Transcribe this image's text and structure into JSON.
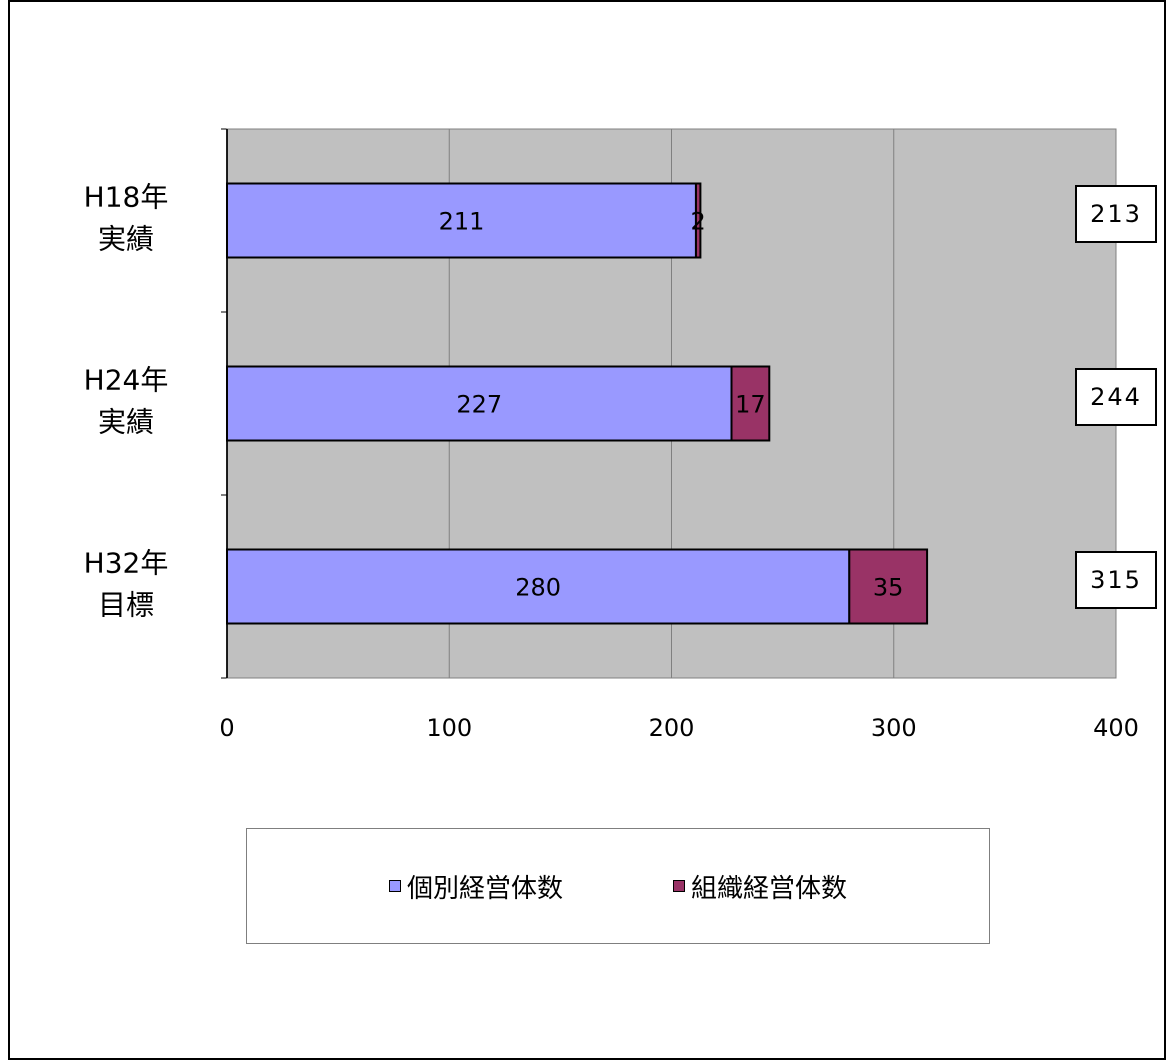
{
  "chart_data": {
    "type": "bar",
    "orientation": "horizontal",
    "stacked": true,
    "categories": [
      "H18年実績",
      "H24年実績",
      "H32年目標"
    ],
    "series": [
      {
        "name": "個別経営体数",
        "values": [
          211,
          227,
          280
        ],
        "color": "#9999ff"
      },
      {
        "name": "組織経営体数",
        "values": [
          2,
          17,
          35
        ],
        "color": "#993366"
      }
    ],
    "totals": [
      213,
      244,
      315
    ],
    "xlim": [
      0,
      400
    ],
    "xticks": [
      0,
      100,
      200,
      300,
      400
    ],
    "grid": true,
    "plot_background": "#c0c0c0",
    "legend_position": "bottom",
    "title": "",
    "xlabel": "",
    "ylabel": ""
  }
}
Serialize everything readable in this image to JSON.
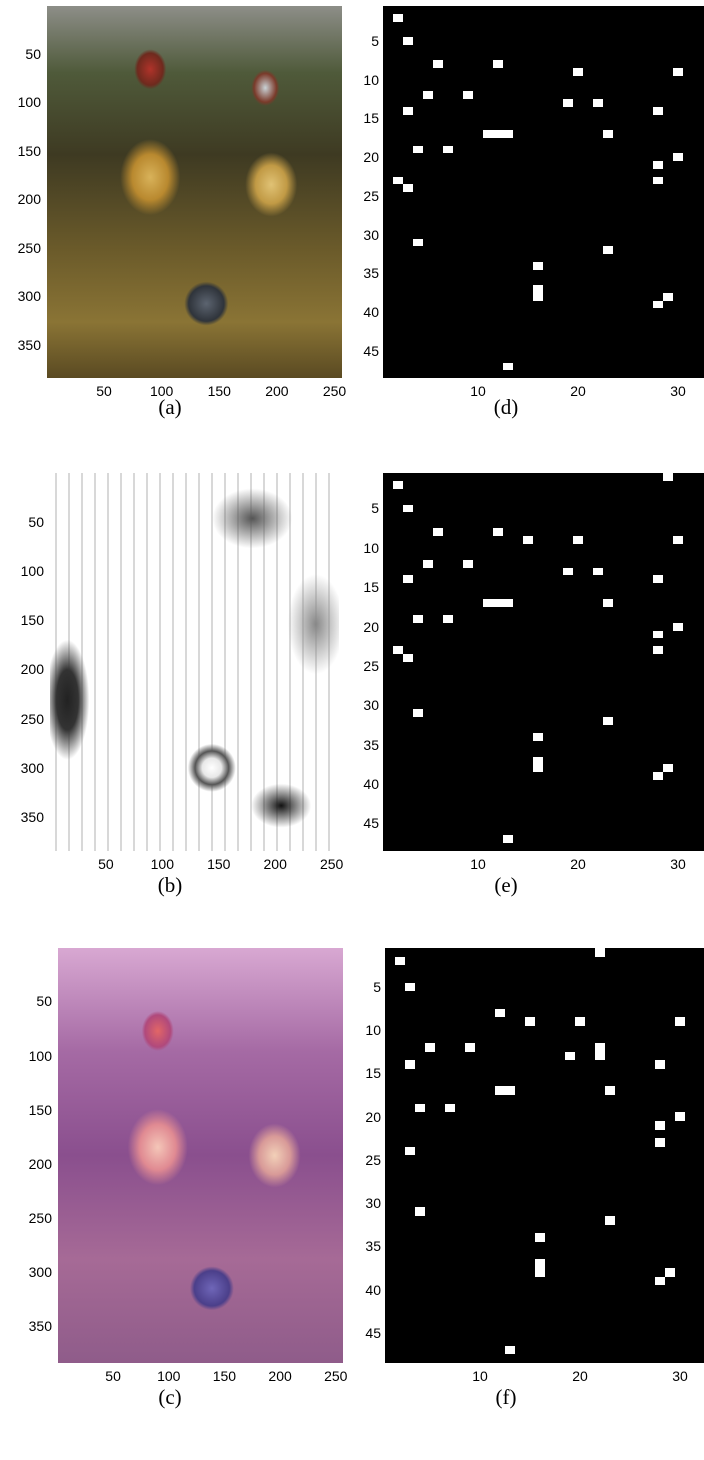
{
  "panels": [
    {
      "id": "a",
      "caption": "(a)",
      "kind": "image",
      "yticks": [
        "50",
        "100",
        "150",
        "200",
        "250",
        "300",
        "350"
      ],
      "xticks": [
        "50",
        "100",
        "150",
        "200",
        "250"
      ]
    },
    {
      "id": "b",
      "caption": "(b)",
      "kind": "image",
      "yticks": [
        "50",
        "100",
        "150",
        "200",
        "250",
        "300",
        "350"
      ],
      "xticks": [
        "50",
        "100",
        "150",
        "200",
        "250"
      ]
    },
    {
      "id": "c",
      "caption": "(c)",
      "kind": "image",
      "yticks": [
        "50",
        "100",
        "150",
        "200",
        "250",
        "300",
        "350"
      ],
      "xticks": [
        "50",
        "100",
        "150",
        "200",
        "250"
      ]
    },
    {
      "id": "d",
      "caption": "(d)",
      "kind": "heatmap",
      "yticks": [
        "5",
        "10",
        "15",
        "20",
        "25",
        "30",
        "35",
        "40",
        "45"
      ],
      "xticks": [
        "10",
        "20",
        "30"
      ]
    },
    {
      "id": "e",
      "caption": "(e)",
      "kind": "heatmap",
      "yticks": [
        "5",
        "10",
        "15",
        "20",
        "25",
        "30",
        "35",
        "40",
        "45"
      ],
      "xticks": [
        "10",
        "20",
        "30"
      ]
    },
    {
      "id": "f",
      "caption": "(f)",
      "kind": "heatmap",
      "yticks": [
        "5",
        "10",
        "15",
        "20",
        "25",
        "30",
        "35",
        "40",
        "45"
      ],
      "xticks": [
        "10",
        "20",
        "30"
      ]
    }
  ],
  "chart_data": [
    {
      "type": "heatmap",
      "panel": "d",
      "xlim": [
        0.5,
        30.5
      ],
      "ylim": [
        0.5,
        48.5
      ],
      "yaxis": "reversed",
      "colors": {
        "on": "#ffffff",
        "off": "#000000"
      },
      "cells": [
        [
          2,
          2
        ],
        [
          3,
          5
        ],
        [
          6,
          8
        ],
        [
          12,
          8
        ],
        [
          20,
          9
        ],
        [
          30,
          9
        ],
        [
          5,
          12
        ],
        [
          9,
          12
        ],
        [
          19,
          13
        ],
        [
          22,
          13
        ],
        [
          3,
          14
        ],
        [
          28,
          14
        ],
        [
          11,
          17
        ],
        [
          12,
          17
        ],
        [
          13,
          17
        ],
        [
          23,
          17
        ],
        [
          4,
          19
        ],
        [
          7,
          19
        ],
        [
          30,
          20
        ],
        [
          28,
          21
        ],
        [
          2,
          23
        ],
        [
          28,
          23
        ],
        [
          3,
          24
        ],
        [
          4,
          31
        ],
        [
          23,
          32
        ],
        [
          16,
          34
        ],
        [
          16,
          37
        ],
        [
          16,
          38
        ],
        [
          29,
          38
        ],
        [
          28,
          39
        ],
        [
          13,
          47
        ]
      ]
    },
    {
      "type": "heatmap",
      "panel": "e",
      "xlim": [
        0.5,
        30.5
      ],
      "ylim": [
        0.5,
        48.5
      ],
      "yaxis": "reversed",
      "colors": {
        "on": "#ffffff",
        "off": "#000000"
      },
      "cells": [
        [
          29,
          1
        ],
        [
          2,
          2
        ],
        [
          3,
          5
        ],
        [
          6,
          8
        ],
        [
          12,
          8
        ],
        [
          15,
          9
        ],
        [
          20,
          9
        ],
        [
          30,
          9
        ],
        [
          5,
          12
        ],
        [
          9,
          12
        ],
        [
          19,
          13
        ],
        [
          22,
          13
        ],
        [
          3,
          14
        ],
        [
          28,
          14
        ],
        [
          11,
          17
        ],
        [
          12,
          17
        ],
        [
          13,
          17
        ],
        [
          23,
          17
        ],
        [
          4,
          19
        ],
        [
          7,
          19
        ],
        [
          30,
          20
        ],
        [
          28,
          21
        ],
        [
          2,
          23
        ],
        [
          28,
          23
        ],
        [
          3,
          24
        ],
        [
          4,
          31
        ],
        [
          23,
          32
        ],
        [
          16,
          34
        ],
        [
          16,
          37
        ],
        [
          16,
          38
        ],
        [
          29,
          38
        ],
        [
          28,
          39
        ],
        [
          13,
          47
        ]
      ]
    },
    {
      "type": "heatmap",
      "panel": "f",
      "xlim": [
        0.5,
        30.5
      ],
      "ylim": [
        0.5,
        48.5
      ],
      "yaxis": "reversed",
      "colors": {
        "on": "#ffffff",
        "off": "#000000"
      },
      "cells": [
        [
          22,
          1
        ],
        [
          2,
          2
        ],
        [
          3,
          5
        ],
        [
          12,
          8
        ],
        [
          15,
          9
        ],
        [
          20,
          9
        ],
        [
          30,
          9
        ],
        [
          5,
          12
        ],
        [
          9,
          12
        ],
        [
          22,
          12
        ],
        [
          22,
          13
        ],
        [
          19,
          13
        ],
        [
          3,
          14
        ],
        [
          28,
          14
        ],
        [
          12,
          17
        ],
        [
          13,
          17
        ],
        [
          23,
          17
        ],
        [
          4,
          19
        ],
        [
          7,
          19
        ],
        [
          30,
          20
        ],
        [
          28,
          21
        ],
        [
          28,
          23
        ],
        [
          3,
          24
        ],
        [
          4,
          31
        ],
        [
          23,
          32
        ],
        [
          16,
          34
        ],
        [
          16,
          37
        ],
        [
          16,
          38
        ],
        [
          29,
          38
        ],
        [
          28,
          39
        ],
        [
          13,
          47
        ]
      ]
    }
  ]
}
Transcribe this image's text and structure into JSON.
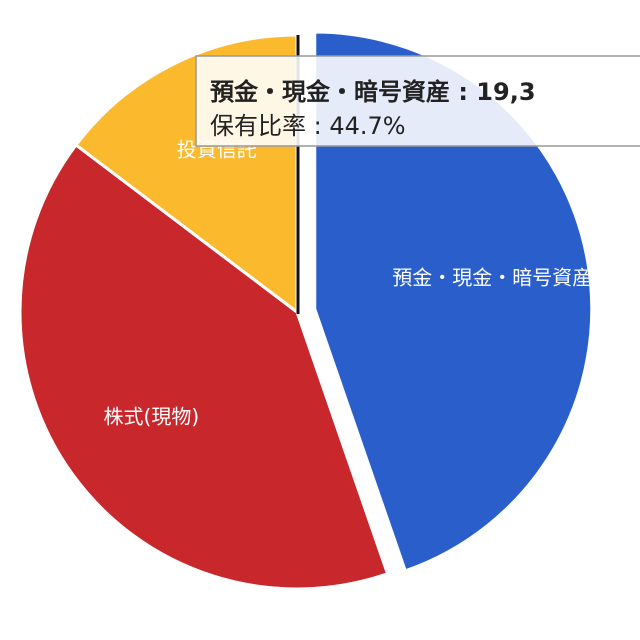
{
  "chart_data": {
    "type": "pie",
    "categories": [
      "預金・現金・暗号資産",
      "株式(現物)",
      "投資信託"
    ],
    "values": [
      44.7,
      40.6,
      14.7
    ],
    "colors": [
      "#2a5fcb",
      "#c8282c",
      "#fbb92d"
    ],
    "exploded": 0,
    "tooltip": {
      "title": "預金・現金・暗号資産 : 19,3",
      "text": "保有比率 : 44.7%"
    }
  }
}
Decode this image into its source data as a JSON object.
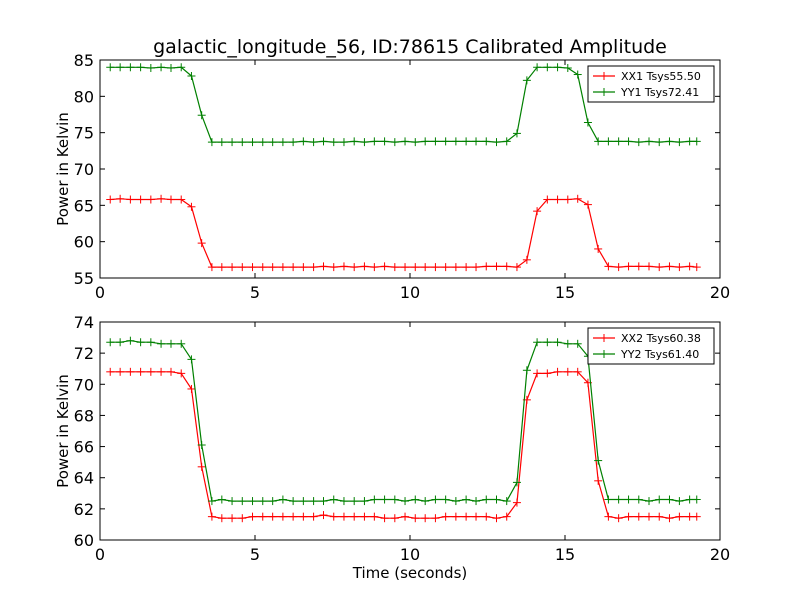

TASK REQUIREMENTS:
Find all lines where the word "JSON" appears. Copy them.

SOLVED PROBLEM:
Transcribe this image's text and structure into JSON.
Serialize everything readable in this image to JSON.
Transcribe this image's text and structure into JSON.
Decode this image into its source data as a JSON object.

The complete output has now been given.